Task to complete >> Repeat every line of the data exactly, but not the pictures.

Raw data >>
::::

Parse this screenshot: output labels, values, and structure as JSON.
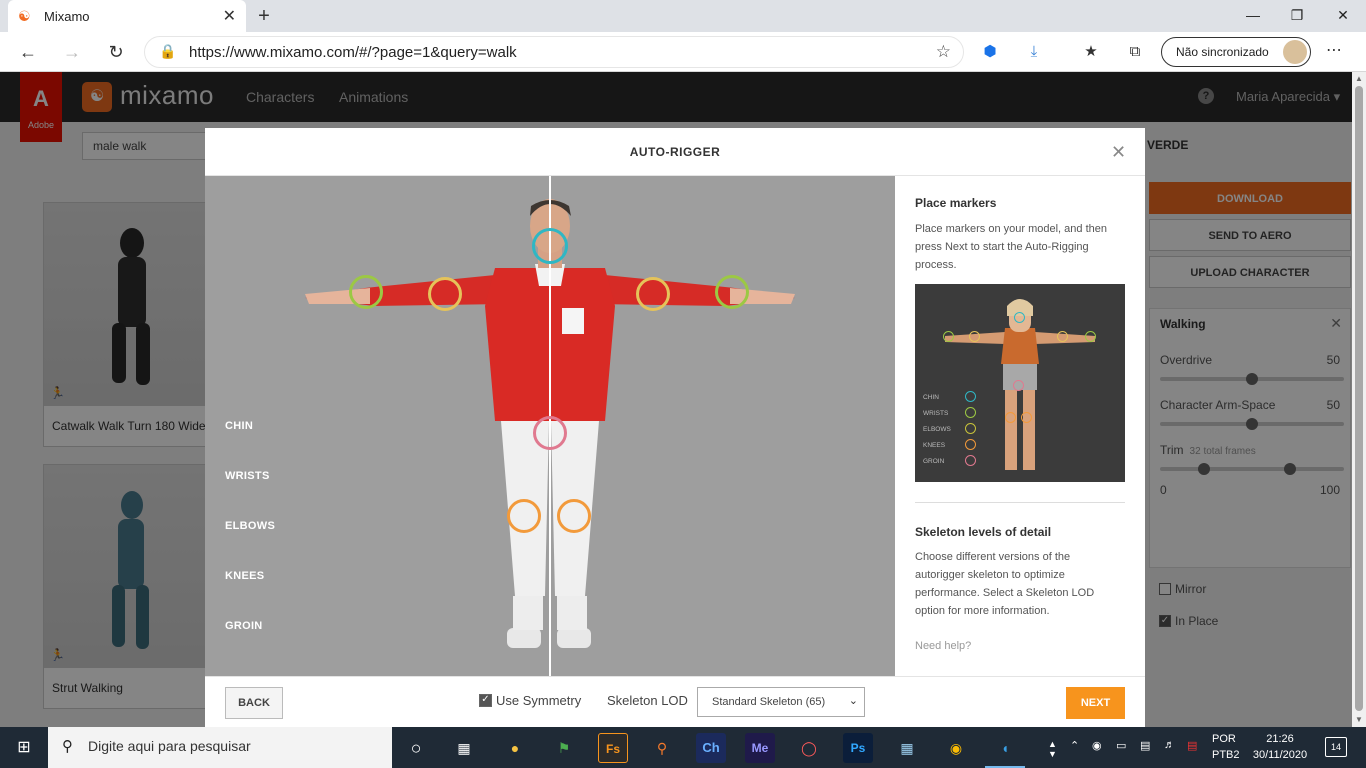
{
  "browser": {
    "tab_title": "Mixamo",
    "url": "https://www.mixamo.com/#/?page=1&query=walk",
    "sync_label": "Não sincronizado"
  },
  "site": {
    "brand": "mixamo",
    "adobe_label": "Adobe",
    "nav": [
      "Characters",
      "Animations"
    ],
    "user": "Maria Aparecida",
    "search_value": "male walk",
    "cards": [
      {
        "label": "Catwalk Walk Turn 180 Wide"
      },
      {
        "label": "Strut Walking"
      }
    ],
    "right": {
      "title": "VERDE",
      "download": "DOWNLOAD",
      "send_aero": "SEND TO AERO",
      "upload": "UPLOAD CHARACTER",
      "panel_title": "Walking",
      "overdrive_label": "Overdrive",
      "overdrive_value": "50",
      "arm_label": "Character Arm-Space",
      "arm_value": "50",
      "trim_label": "Trim",
      "trim_frames": "32 total frames",
      "trim_min": "0",
      "trim_max": "100",
      "mirror": "Mirror",
      "in_place": "In Place"
    }
  },
  "modal": {
    "title": "AUTO-RIGGER",
    "markers": [
      "CHIN",
      "WRISTS",
      "ELBOWS",
      "KNEES",
      "GROIN"
    ],
    "marker_colors": {
      "chin": "#2fb7c4",
      "wrists": "#9cc844",
      "elbows": "#e5c35a",
      "knees": "#f29a3b",
      "groin": "#e0798f"
    },
    "place_title": "Place markers",
    "place_text": "Place markers on your model, and then press Next to start the Auto-Rigging process.",
    "lod_title": "Skeleton levels of detail",
    "lod_text": "Choose different versions of the autorigger skeleton to optimize performance. Select a Skeleton LOD option for more information.",
    "need_help": "Need help?",
    "back": "BACK",
    "use_symmetry": "Use Symmetry",
    "skeleton_lod_label": "Skeleton LOD",
    "skeleton_lod_value": "Standard Skeleton (65)",
    "next": "NEXT"
  },
  "taskbar": {
    "search_placeholder": "Digite aqui para pesquisar",
    "lang1": "POR",
    "lang2": "PTB2",
    "time": "21:26",
    "date": "30/11/2020",
    "notifications": "14"
  }
}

::::

Task answer >>
Parse this screenshot: output labels, values, and structure as JSON.
{
  "browser": {
    "tab_title": "Mixamo",
    "url": "https://www.mixamo.com/#/?page=1&query=walk",
    "sync_label": "Não sincronizado"
  },
  "site": {
    "brand": "mixamo",
    "adobe_label": "Adobe",
    "nav": [
      "Characters",
      "Animations"
    ],
    "user": "Maria Aparecida",
    "search_value": "male walk",
    "cards": [
      {
        "label": "Catwalk Walk Turn 180 Wide"
      },
      {
        "label": "Strut Walking"
      }
    ],
    "right": {
      "title": "VERDE",
      "download": "DOWNLOAD",
      "send_aero": "SEND TO AERO",
      "upload": "UPLOAD CHARACTER",
      "panel_title": "Walking",
      "overdrive_label": "Overdrive",
      "overdrive_value": "50",
      "arm_label": "Character Arm-Space",
      "arm_value": "50",
      "trim_label": "Trim",
      "trim_frames": "32 total frames",
      "trim_min": "0",
      "trim_max": "100",
      "mirror": "Mirror",
      "in_place": "In Place"
    }
  },
  "modal": {
    "title": "AUTO-RIGGER",
    "markers": [
      "CHIN",
      "WRISTS",
      "ELBOWS",
      "KNEES",
      "GROIN"
    ],
    "marker_colors": {
      "chin": "#2fb7c4",
      "wrists": "#9cc844",
      "elbows": "#e5c35a",
      "knees": "#f29a3b",
      "groin": "#e0798f"
    },
    "place_title": "Place markers",
    "place_text": "Place markers on your model, and then press Next to start the Auto-Rigging process.",
    "lod_title": "Skeleton levels of detail",
    "lod_text": "Choose different versions of the autorigger skeleton to optimize performance. Select a Skeleton LOD option for more information.",
    "need_help": "Need help?",
    "back": "BACK",
    "use_symmetry": "Use Symmetry",
    "skeleton_lod_label": "Skeleton LOD",
    "skeleton_lod_value": "Standard Skeleton (65)",
    "next": "NEXT"
  },
  "taskbar": {
    "search_placeholder": "Digite aqui para pesquisar",
    "lang1": "POR",
    "lang2": "PTB2",
    "time": "21:26",
    "date": "30/11/2020",
    "notifications": "14"
  }
}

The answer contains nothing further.